* GOAL OF THE EXERCISE: Exclude the pictures, then repeat the remaining data exactly.

[Data tied to figure images]
···

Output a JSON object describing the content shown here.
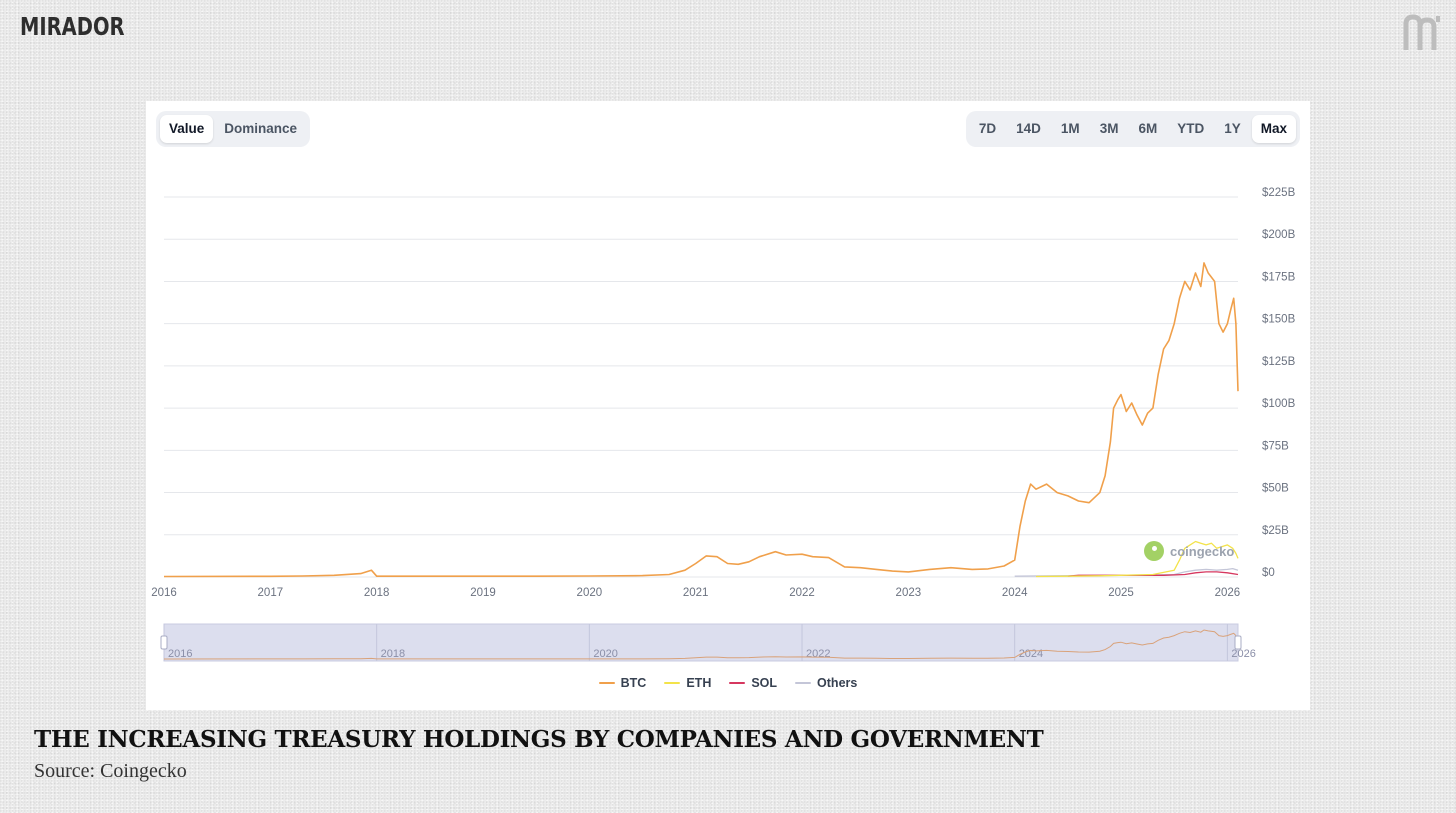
{
  "brand": {
    "name": "MIRADOR",
    "mark_icon": "mirador-m-icon"
  },
  "controls": {
    "view_tabs": [
      {
        "label": "Value",
        "active": true
      },
      {
        "label": "Dominance",
        "active": false
      }
    ],
    "range_tabs": [
      {
        "label": "7D",
        "active": false
      },
      {
        "label": "14D",
        "active": false
      },
      {
        "label": "1M",
        "active": false
      },
      {
        "label": "3M",
        "active": false
      },
      {
        "label": "6M",
        "active": false
      },
      {
        "label": "YTD",
        "active": false
      },
      {
        "label": "1Y",
        "active": false
      },
      {
        "label": "Max",
        "active": true
      }
    ]
  },
  "watermark": {
    "text": "coingecko"
  },
  "caption": {
    "title": "THE INCREASING TREASURY HOLDINGS BY COMPANIES AND GOVERNMENT",
    "source": "Source: Coingecko"
  },
  "colors": {
    "BTC": "#f0a04b",
    "ETH": "#f3e34a",
    "SOL": "#d6375f",
    "Others": "#c4c6d8",
    "grid": "#e5e7eb",
    "axis_text": "#6b7280",
    "navigator_bg": "#dcdeee"
  },
  "chart_data": {
    "type": "line",
    "title": "",
    "xlabel": "",
    "ylabel": "",
    "x_range": [
      2016.0,
      2026.1
    ],
    "ylim": [
      0,
      225
    ],
    "y_unit": "$B",
    "x_ticks": [
      "2016",
      "2017",
      "2018",
      "2019",
      "2020",
      "2021",
      "2022",
      "2023",
      "2024",
      "2025",
      "2026"
    ],
    "y_ticks": [
      "$0",
      "$25B",
      "$50B",
      "$75B",
      "$100B",
      "$125B",
      "$150B",
      "$175B",
      "$200B",
      "$225B"
    ],
    "navigator_ticks": [
      "2016",
      "2018",
      "2020",
      "2022",
      "2024",
      "2026"
    ],
    "legend": [
      "BTC",
      "ETH",
      "SOL",
      "Others"
    ],
    "series": [
      {
        "name": "BTC",
        "x": [
          2016.0,
          2017.0,
          2017.3,
          2017.6,
          2017.85,
          2017.95,
          2018.0,
          2018.5,
          2019.0,
          2019.5,
          2020.0,
          2020.5,
          2020.75,
          2020.9,
          2021.0,
          2021.1,
          2021.2,
          2021.3,
          2021.4,
          2021.5,
          2021.6,
          2021.75,
          2021.85,
          2022.0,
          2022.1,
          2022.25,
          2022.4,
          2022.55,
          2022.7,
          2022.85,
          2023.0,
          2023.2,
          2023.4,
          2023.6,
          2023.75,
          2023.9,
          2024.0,
          2024.05,
          2024.1,
          2024.15,
          2024.2,
          2024.3,
          2024.4,
          2024.5,
          2024.6,
          2024.7,
          2024.8,
          2024.85,
          2024.9,
          2024.93,
          2024.97,
          2025.0,
          2025.05,
          2025.1,
          2025.15,
          2025.2,
          2025.25,
          2025.3,
          2025.35,
          2025.4,
          2025.45,
          2025.5,
          2025.55,
          2025.6,
          2025.65,
          2025.7,
          2025.75,
          2025.78,
          2025.82,
          2025.88,
          2025.92,
          2025.96,
          2026.0,
          2026.03,
          2026.06,
          2026.08,
          2026.1
        ],
        "values": [
          0.3,
          0.4,
          0.6,
          1.0,
          2.0,
          4.0,
          0.5,
          0.5,
          0.5,
          0.5,
          0.6,
          0.8,
          1.5,
          4.0,
          8.0,
          12.5,
          12.0,
          8.0,
          7.5,
          9.0,
          12.0,
          15.0,
          13.0,
          13.5,
          12.0,
          11.5,
          6.0,
          5.5,
          4.5,
          3.5,
          3.0,
          4.5,
          5.5,
          4.5,
          4.8,
          6.5,
          10.0,
          30.0,
          45.0,
          55.0,
          52.0,
          55.0,
          50.0,
          48.0,
          45.0,
          44.0,
          50.0,
          60.0,
          80.0,
          100.0,
          105.0,
          108.0,
          98.0,
          103.0,
          96.0,
          90.0,
          97.0,
          100.0,
          120.0,
          135.0,
          140.0,
          150.0,
          165.0,
          175.0,
          170.0,
          180.0,
          172.0,
          186.0,
          180.0,
          175.0,
          150.0,
          145.0,
          150.0,
          158.0,
          165.0,
          150.0,
          110.0
        ]
      },
      {
        "name": "ETH",
        "x": [
          2024.2,
          2024.5,
          2024.8,
          2025.0,
          2025.3,
          2025.5,
          2025.55,
          2025.6,
          2025.65,
          2025.7,
          2025.75,
          2025.8,
          2025.85,
          2025.9,
          2025.95,
          2026.0,
          2026.05,
          2026.08,
          2026.1
        ],
        "values": [
          0.3,
          0.5,
          0.7,
          1.0,
          1.5,
          4.0,
          10.0,
          17.0,
          19.0,
          21.0,
          20.0,
          19.0,
          20.0,
          17.0,
          18.0,
          19.0,
          17.0,
          14.0,
          11.0
        ],
        "visible": true
      },
      {
        "name": "SOL",
        "x": [
          2024.5,
          2024.6,
          2025.0,
          2025.4,
          2025.6,
          2025.7,
          2025.8,
          2025.9,
          2026.0,
          2026.1
        ],
        "values": [
          0.5,
          1.0,
          1.0,
          1.0,
          1.5,
          2.5,
          3.0,
          3.0,
          2.5,
          1.5
        ],
        "visible": true
      },
      {
        "name": "Others",
        "x": [
          2024.0,
          2024.5,
          2025.0,
          2025.5,
          2025.6,
          2025.7,
          2025.8,
          2025.9,
          2026.0,
          2026.05,
          2026.1
        ],
        "values": [
          0.5,
          0.8,
          1.0,
          1.5,
          3.0,
          4.0,
          4.5,
          4.0,
          4.5,
          5.0,
          4.0
        ],
        "visible": true
      }
    ]
  }
}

···

* TASK SOLUTION:
Output a JSON object describing the content shown here.
{
  "brand": {
    "name": "MIRADOR",
    "mark_icon": "mirador-m-icon"
  },
  "controls": {
    "view_tabs": [
      {
        "label": "Value",
        "active": true
      },
      {
        "label": "Dominance",
        "active": false
      }
    ],
    "range_tabs": [
      {
        "label": "7D",
        "active": false
      },
      {
        "label": "14D",
        "active": false
      },
      {
        "label": "1M",
        "active": false
      },
      {
        "label": "3M",
        "active": false
      },
      {
        "label": "6M",
        "active": false
      },
      {
        "label": "YTD",
        "active": false
      },
      {
        "label": "1Y",
        "active": false
      },
      {
        "label": "Max",
        "active": true
      }
    ]
  },
  "watermark": {
    "text": "coingecko"
  },
  "caption": {
    "title": "THE INCREASING TREASURY HOLDINGS BY COMPANIES AND GOVERNMENT",
    "source": "Source: Coingecko"
  },
  "colors": {
    "BTC": "#f0a04b",
    "ETH": "#f3e34a",
    "SOL": "#d6375f",
    "Others": "#c4c6d8",
    "grid": "#e5e7eb",
    "axis_text": "#6b7280",
    "navigator_bg": "#dcdeee"
  },
  "chart_data": {
    "type": "line",
    "title": "",
    "xlabel": "",
    "ylabel": "",
    "x_range": [
      2016.0,
      2026.1
    ],
    "ylim": [
      0,
      225
    ],
    "y_unit": "$B",
    "x_ticks": [
      "2016",
      "2017",
      "2018",
      "2019",
      "2020",
      "2021",
      "2022",
      "2023",
      "2024",
      "2025",
      "2026"
    ],
    "y_ticks": [
      "$0",
      "$25B",
      "$50B",
      "$75B",
      "$100B",
      "$125B",
      "$150B",
      "$175B",
      "$200B",
      "$225B"
    ],
    "navigator_ticks": [
      "2016",
      "2018",
      "2020",
      "2022",
      "2024",
      "2026"
    ],
    "legend": [
      "BTC",
      "ETH",
      "SOL",
      "Others"
    ],
    "series": [
      {
        "name": "BTC",
        "x": [
          2016.0,
          2017.0,
          2017.3,
          2017.6,
          2017.85,
          2017.95,
          2018.0,
          2018.5,
          2019.0,
          2019.5,
          2020.0,
          2020.5,
          2020.75,
          2020.9,
          2021.0,
          2021.1,
          2021.2,
          2021.3,
          2021.4,
          2021.5,
          2021.6,
          2021.75,
          2021.85,
          2022.0,
          2022.1,
          2022.25,
          2022.4,
          2022.55,
          2022.7,
          2022.85,
          2023.0,
          2023.2,
          2023.4,
          2023.6,
          2023.75,
          2023.9,
          2024.0,
          2024.05,
          2024.1,
          2024.15,
          2024.2,
          2024.3,
          2024.4,
          2024.5,
          2024.6,
          2024.7,
          2024.8,
          2024.85,
          2024.9,
          2024.93,
          2024.97,
          2025.0,
          2025.05,
          2025.1,
          2025.15,
          2025.2,
          2025.25,
          2025.3,
          2025.35,
          2025.4,
          2025.45,
          2025.5,
          2025.55,
          2025.6,
          2025.65,
          2025.7,
          2025.75,
          2025.78,
          2025.82,
          2025.88,
          2025.92,
          2025.96,
          2026.0,
          2026.03,
          2026.06,
          2026.08,
          2026.1
        ],
        "values": [
          0.3,
          0.4,
          0.6,
          1.0,
          2.0,
          4.0,
          0.5,
          0.5,
          0.5,
          0.5,
          0.6,
          0.8,
          1.5,
          4.0,
          8.0,
          12.5,
          12.0,
          8.0,
          7.5,
          9.0,
          12.0,
          15.0,
          13.0,
          13.5,
          12.0,
          11.5,
          6.0,
          5.5,
          4.5,
          3.5,
          3.0,
          4.5,
          5.5,
          4.5,
          4.8,
          6.5,
          10.0,
          30.0,
          45.0,
          55.0,
          52.0,
          55.0,
          50.0,
          48.0,
          45.0,
          44.0,
          50.0,
          60.0,
          80.0,
          100.0,
          105.0,
          108.0,
          98.0,
          103.0,
          96.0,
          90.0,
          97.0,
          100.0,
          120.0,
          135.0,
          140.0,
          150.0,
          165.0,
          175.0,
          170.0,
          180.0,
          172.0,
          186.0,
          180.0,
          175.0,
          150.0,
          145.0,
          150.0,
          158.0,
          165.0,
          150.0,
          110.0
        ]
      },
      {
        "name": "ETH",
        "x": [
          2024.2,
          2024.5,
          2024.8,
          2025.0,
          2025.3,
          2025.5,
          2025.55,
          2025.6,
          2025.65,
          2025.7,
          2025.75,
          2025.8,
          2025.85,
          2025.9,
          2025.95,
          2026.0,
          2026.05,
          2026.08,
          2026.1
        ],
        "values": [
          0.3,
          0.5,
          0.7,
          1.0,
          1.5,
          4.0,
          10.0,
          17.0,
          19.0,
          21.0,
          20.0,
          19.0,
          20.0,
          17.0,
          18.0,
          19.0,
          17.0,
          14.0,
          11.0
        ],
        "visible": true
      },
      {
        "name": "SOL",
        "x": [
          2024.5,
          2024.6,
          2025.0,
          2025.4,
          2025.6,
          2025.7,
          2025.8,
          2025.9,
          2026.0,
          2026.1
        ],
        "values": [
          0.5,
          1.0,
          1.0,
          1.0,
          1.5,
          2.5,
          3.0,
          3.0,
          2.5,
          1.5
        ],
        "visible": true
      },
      {
        "name": "Others",
        "x": [
          2024.0,
          2024.5,
          2025.0,
          2025.5,
          2025.6,
          2025.7,
          2025.8,
          2025.9,
          2026.0,
          2026.05,
          2026.1
        ],
        "values": [
          0.5,
          0.8,
          1.0,
          1.5,
          3.0,
          4.0,
          4.5,
          4.0,
          4.5,
          5.0,
          4.0
        ],
        "visible": true
      }
    ]
  }
}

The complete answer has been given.